[start of SELECTED TEXT]
In order to detect anomalous jets, we build the distribution of the reconstruction loss (the MSE term) and define as anomaly all the jets falling in the tail, at some fixed p-value. 
To evaluate the strength of the test, we can consider a set of anomalies and evaluate the ROC curves

### Loss Distributions

In [None]:
labels = ['W', 'Z', 'top']

In [None]:
anomaly = [jetImage_W, jetImage_Z, jetImage_t]
predictedQCD = AE.predict(X_test)
predicted_anomaly = []
for i in range(len(labels)):
    predicted_anomaly.append(AE.predict(anomaly[i]))

In [None]:
def mse(image_in, image_out):
    mse = (image_out-image_in)*(image_out-image_in)
    # sum over channel
    mse = np.sum(mse,axis=-1)
    # sum over y
    mse = np.sum(mse, axis=-1)
    # sum over x
    mse = np.sum(mse, axis=-1)
    return mse    

In [None]:
lossQCD = mse(X_test, predictedQCD)
[end of SELECTED TEXT]
[start of EXTRACTED MATERIAL]
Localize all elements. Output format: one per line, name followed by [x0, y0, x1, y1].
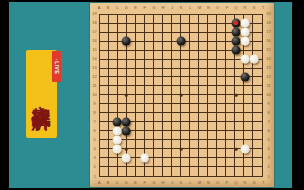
[end of EXTRACTED MATERIAL]
[start of EXTRACTED MATERIAL]
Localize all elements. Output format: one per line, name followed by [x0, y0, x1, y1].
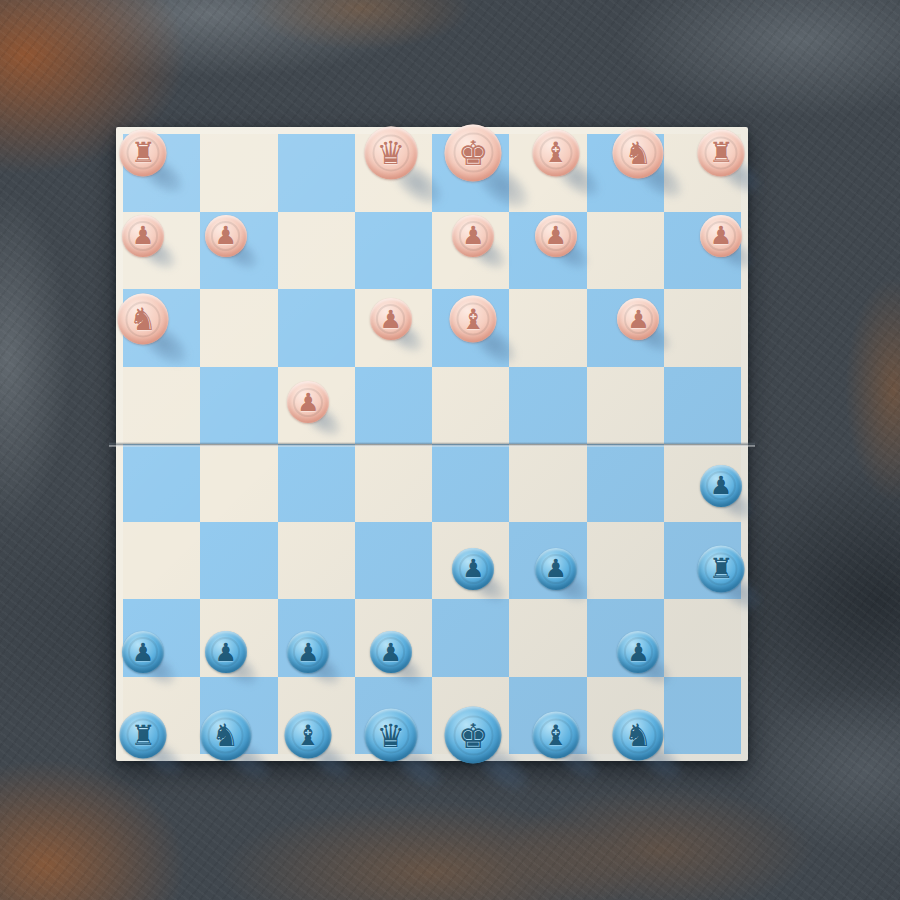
[end of EXTRACTED MATERIAL]
#### [THE TASKS]
1. According to the jet anomaly detection text, why is the distribution of the reconstruction loss built, and which jets are then treated as anomalies?
2. In the jet anomaly detection text, which three labels are assigned to the anomaly sets?

#### [TASK ANSWERS]
1. The distribution of the reconstruction loss (the MSE term) is built in order to detect anomalous jets. Every jet that falls in the tail of that distribution, at some fixed p-value, is defined as an anomaly.

2. W, Z, and top.